§ **Exercise requirements**: Format every listing below as a JSON array of strings, with one string per line and blank lines omitted.

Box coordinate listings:
# # # # # # #

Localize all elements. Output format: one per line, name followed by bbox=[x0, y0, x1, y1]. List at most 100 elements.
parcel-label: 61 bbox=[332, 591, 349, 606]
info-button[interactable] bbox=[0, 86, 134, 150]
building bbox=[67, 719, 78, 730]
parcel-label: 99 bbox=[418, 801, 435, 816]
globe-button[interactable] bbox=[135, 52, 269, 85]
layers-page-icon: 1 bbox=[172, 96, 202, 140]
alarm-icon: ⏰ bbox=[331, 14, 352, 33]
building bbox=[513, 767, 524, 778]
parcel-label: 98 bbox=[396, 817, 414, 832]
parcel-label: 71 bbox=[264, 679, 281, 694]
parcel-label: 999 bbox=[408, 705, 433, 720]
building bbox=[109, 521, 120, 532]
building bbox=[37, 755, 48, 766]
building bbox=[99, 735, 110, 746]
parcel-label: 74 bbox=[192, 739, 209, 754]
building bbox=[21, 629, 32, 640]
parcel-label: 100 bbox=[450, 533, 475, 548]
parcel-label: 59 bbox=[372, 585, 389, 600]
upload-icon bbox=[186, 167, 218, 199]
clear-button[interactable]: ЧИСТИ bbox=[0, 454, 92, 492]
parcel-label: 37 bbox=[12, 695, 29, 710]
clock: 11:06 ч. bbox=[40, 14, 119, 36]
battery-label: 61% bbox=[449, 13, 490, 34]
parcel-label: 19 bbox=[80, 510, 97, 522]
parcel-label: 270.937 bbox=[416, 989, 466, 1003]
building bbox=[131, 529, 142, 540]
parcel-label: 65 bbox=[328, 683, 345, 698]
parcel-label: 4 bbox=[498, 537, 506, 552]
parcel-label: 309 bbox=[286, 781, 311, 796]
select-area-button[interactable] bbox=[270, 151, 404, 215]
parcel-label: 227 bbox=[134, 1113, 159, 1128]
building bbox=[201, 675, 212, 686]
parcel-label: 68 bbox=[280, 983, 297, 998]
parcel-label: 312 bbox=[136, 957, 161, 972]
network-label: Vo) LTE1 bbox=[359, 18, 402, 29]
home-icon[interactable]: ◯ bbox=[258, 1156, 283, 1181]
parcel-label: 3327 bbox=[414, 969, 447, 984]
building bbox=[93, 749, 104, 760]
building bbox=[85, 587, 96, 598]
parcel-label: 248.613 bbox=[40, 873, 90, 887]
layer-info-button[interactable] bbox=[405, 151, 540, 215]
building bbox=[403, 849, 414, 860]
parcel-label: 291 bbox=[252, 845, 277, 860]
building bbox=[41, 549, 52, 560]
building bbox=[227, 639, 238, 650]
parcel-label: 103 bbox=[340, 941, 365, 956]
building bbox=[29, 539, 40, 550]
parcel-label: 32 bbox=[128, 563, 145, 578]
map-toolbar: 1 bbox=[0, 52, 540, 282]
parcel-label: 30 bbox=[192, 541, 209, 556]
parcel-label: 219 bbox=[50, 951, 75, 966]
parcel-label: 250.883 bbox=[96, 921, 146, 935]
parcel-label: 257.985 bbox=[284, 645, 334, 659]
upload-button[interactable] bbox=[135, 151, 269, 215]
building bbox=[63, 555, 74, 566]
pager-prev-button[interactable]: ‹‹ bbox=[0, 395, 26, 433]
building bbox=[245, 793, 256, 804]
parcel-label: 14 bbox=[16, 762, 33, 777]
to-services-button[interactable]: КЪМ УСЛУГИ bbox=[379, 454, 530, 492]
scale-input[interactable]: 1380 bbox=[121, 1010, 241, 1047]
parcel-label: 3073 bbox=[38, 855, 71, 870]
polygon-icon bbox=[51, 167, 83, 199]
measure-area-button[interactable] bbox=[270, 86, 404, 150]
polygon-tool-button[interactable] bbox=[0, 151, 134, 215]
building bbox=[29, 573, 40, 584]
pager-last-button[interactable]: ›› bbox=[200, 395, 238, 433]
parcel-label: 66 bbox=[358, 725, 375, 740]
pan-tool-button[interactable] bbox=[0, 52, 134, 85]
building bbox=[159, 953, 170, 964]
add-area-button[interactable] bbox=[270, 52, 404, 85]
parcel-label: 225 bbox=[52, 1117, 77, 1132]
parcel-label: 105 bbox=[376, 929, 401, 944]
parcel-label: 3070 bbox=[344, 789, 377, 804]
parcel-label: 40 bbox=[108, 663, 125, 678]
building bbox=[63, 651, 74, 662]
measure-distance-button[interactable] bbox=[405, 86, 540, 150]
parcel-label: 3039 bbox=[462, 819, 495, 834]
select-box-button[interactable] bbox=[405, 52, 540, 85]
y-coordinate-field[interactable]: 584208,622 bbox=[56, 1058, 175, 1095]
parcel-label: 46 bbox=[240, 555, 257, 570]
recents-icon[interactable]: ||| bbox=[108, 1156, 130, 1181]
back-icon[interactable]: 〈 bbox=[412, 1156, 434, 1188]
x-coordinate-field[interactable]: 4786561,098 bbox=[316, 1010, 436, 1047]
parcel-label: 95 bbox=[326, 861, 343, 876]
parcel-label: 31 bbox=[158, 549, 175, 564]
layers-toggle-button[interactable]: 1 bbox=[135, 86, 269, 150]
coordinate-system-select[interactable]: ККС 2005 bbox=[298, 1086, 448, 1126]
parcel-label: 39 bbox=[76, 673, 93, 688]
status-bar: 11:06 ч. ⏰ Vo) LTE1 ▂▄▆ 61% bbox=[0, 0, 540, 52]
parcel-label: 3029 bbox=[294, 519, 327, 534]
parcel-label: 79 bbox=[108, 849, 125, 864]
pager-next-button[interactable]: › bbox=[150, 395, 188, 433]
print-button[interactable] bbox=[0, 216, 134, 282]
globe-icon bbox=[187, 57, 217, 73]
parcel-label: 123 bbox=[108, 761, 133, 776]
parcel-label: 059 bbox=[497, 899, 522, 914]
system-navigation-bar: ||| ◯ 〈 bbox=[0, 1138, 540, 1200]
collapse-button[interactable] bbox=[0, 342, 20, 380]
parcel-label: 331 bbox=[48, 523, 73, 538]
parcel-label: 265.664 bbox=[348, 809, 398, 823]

# # # # # # #

§ **Response to this exercise**:
[
  "Localize all elements. Output format: one per line, name followed by bbox=[x0, y0, x1, y1]. List at most 100 elements.",
  "parcel-label: 61 bbox=[332, 591, 349, 606]",
  "info-button[interactable] bbox=[0, 86, 134, 150]",
  "building bbox=[67, 719, 78, 730]",
  "parcel-label: 99 bbox=[418, 801, 435, 816]",
  "globe-button[interactable] bbox=[135, 52, 269, 85]",
  "layers-page-icon: 1 bbox=[172, 96, 202, 140]",
  "alarm-icon: ⏰ bbox=[331, 14, 352, 33]",
  "building bbox=[513, 767, 524, 778]",
  "parcel-label: 98 bbox=[396, 817, 414, 832]",
  "parcel-label: 71 bbox=[264, 679, 281, 694]",
  "parcel-label: 999 bbox=[408, 705, 433, 720]",
  "building bbox=[109, 521, 120, 532]",
  "building bbox=[37, 755, 48, 766]",
  "building bbox=[99, 735, 110, 746]",
  "parcel-label: 74 bbox=[192, 739, 209, 754]",
  "building bbox=[21, 629, 32, 640]",
  "parcel-label: 100 bbox=[450, 533, 475, 548]",
  "parcel-label: 59 bbox=[372, 585, 389, 600]",
  "upload-icon bbox=[186, 167, 218, 199]",
  "clear-button[interactable]: ЧИСТИ bbox=[0, 454, 92, 492]",
  "parcel-label: 37 bbox=[12, 695, 29, 710]",
  "clock: 11:06 ч. bbox=[40, 14, 119, 36]",
  "battery-label: 61% bbox=[449, 13, 490, 34]",
  "parcel-label: 19 bbox=[80, 510, 97, 522]",
  "parcel-label: 270.937 bbox=[416, 989, 466, 1003]",
  "building bbox=[131, 529, 142, 540]",
  "parcel-label: 65 bbox=[328, 683, 345, 698]",
  "parcel-label: 4 bbox=[498, 537, 506, 552]",
  "parcel-label: 309 bbox=[286, 781, 311, 796]",
  "select-area-button[interactable] bbox=[270, 151, 404, 215]",
  "parcel-label: 227 bbox=[134, 1113, 159, 1128]",
  "building bbox=[201, 675, 212, 686]",
  "parcel-label: 68 bbox=[280, 983, 297, 998]",
  "parcel-label: 312 bbox=[136, 957, 161, 972]",
  "network-label: Vo) LTE1 bbox=[359, 18, 402, 29]",
  "home-icon[interactable]: ◯ bbox=[258, 1156, 283, 1181]",
  "parcel-label: 3327 bbox=[414, 969, 447, 984]",
  "building bbox=[93, 749, 104, 760]",
  "building bbox=[85, 587, 96, 598]",
  "parcel-label: 248.613 bbox=[40, 873, 90, 887]",
  "layer-info-button[interactable] bbox=[405, 151, 540, 215]",
  "building bbox=[403, 849, 414, 860]",
  "parcel-label: 291 bbox=[252, 845, 277, 860]",
  "building bbox=[41, 549, 52, 560]",
  "building bbox=[227, 639, 238, 650]",
  "parcel-label: 103 bbox=[340, 941, 365, 956]",
  "building bbox=[29, 539, 40, 550]",
  "parcel-label: 32 bbox=[128, 563, 145, 578]",
  "map-toolbar: 1 bbox=[0, 52, 540, 282]",
  "parcel-label: 30 bbox=[192, 541, 209, 556]",
  "parcel-label: 219 bbox=[50, 951, 75, 966]",
  "parcel-label: 250.883 bbox=[96, 921, 146, 935]",
  "parcel-label: 257.985 bbox=[284, 645, 334, 659]",
  "upload-button[interactable] bbox=[135, 151, 269, 215]",
  "building bbox=[63, 555, 74, 566]",
  "pager-prev-button[interactable]: ‹‹ bbox=[0, 395, 26, 433]",
  "building bbox=[245, 793, 256, 804]",
  "parcel-label: 14 bbox=[16, 762, 33, 777]",
  "to-services-button[interactable]: КЪМ УСЛУГИ bbox=[379, 454, 530, 492]",
  "scale-input[interactable]: 1380 bbox=[121, 1010, 241, 1047]",
  "parcel-label: 3073 bbox=[38, 855, 71, 870]",
  "polygon-icon bbox=[51, 167, 83, 199]",
  "measure-area-button[interactable] bbox=[270, 86, 404, 150]",
  "polygon-tool-button[interactable] bbox=[0, 151, 134, 215]",
  "building bbox=[29, 573, 40, 584]",
  "pager-last-button[interactable]: ›› bbox=[200, 395, 238, 433]",
  "parcel-label: 66 bbox=[358, 725, 375, 740]",
  "pan-tool-button[interactable] bbox=[0, 52, 134, 85]",
  "building bbox=[159, 953, 170, 964]",
  "add-area-button[interactable] bbox=[270, 52, 404, 85]",
  "parcel-label: 225 bbox=[52, 1117, 77, 1132]",
  "parcel-label: 105 bbox=[376, 929, 401, 944]",
  "parcel-label: 3070 bbox=[344, 789, 377, 804]",
  "parcel-label: 40 bbox=[108, 663, 125, 678]",
  "building bbox=[63, 651, 74, 662]",
  "measure-distance-button[interactable] bbox=[405, 86, 540, 150]",
  "parcel-label: 3039 bbox=[462, 819, 495, 834]",
  "select-box-button[interactable] bbox=[405, 52, 540, 85]",
  "y-coordinate-field[interactable]: 584208,622 bbox=[56, 1058, 175, 1095]",
  "parcel-label: 46 bbox=[240, 555, 257, 570]",
  "recents-icon[interactable]: ||| bbox=[108, 1156, 130, 1181]",
  "back-icon[interactable]: 〈 bbox=[412, 1156, 434, 1188]",
  "x-coordinate-field[interactable]: 4786561,098 bbox=[316, 1010, 436, 1047]",
  "parcel-label: 95 bbox=[326, 861, 343, 876]",
  "parcel-label: 31 bbox=[158, 549, 175, 564]",
  "layers-toggle-button[interactable]: 1 bbox=[135, 86, 269, 150]",
  "coordinate-system-select[interactable]: ККС 2005 bbox=[298, 1086, 448, 1126]",
  "parcel-label: 39 bbox=[76, 673, 93, 688]",
  "status-bar: 11:06 ч. ⏰ Vo) LTE1 ▂▄▆ 61% bbox=[0, 0, 540, 52]",
  "parcel-label: 3029 bbox=[294, 519, 327, 534]",
  "parcel-label: 79 bbox=[108, 849, 125, 864]",
  "pager-next-button[interactable]: › bbox=[150, 395, 188, 433]",
  "print-button[interactable] bbox=[0, 216, 134, 282]",
  "globe-icon bbox=[187, 57, 217, 73]",
  "parcel-label: 123 bbox=[108, 761, 133, 776]",
  "parcel-label: 059 bbox=[497, 899, 522, 914]",
  "system-navigation-bar: ||| ◯ 〈 bbox=[0, 1138, 540, 1200]",
  "collapse-button[interactable] bbox=[0, 342, 20, 380]",
  "parcel-label: 331 bbox=[48, 523, 73, 538]",
  "parcel-label: 265.664 bbox=[348, 809, 398, 823]"
]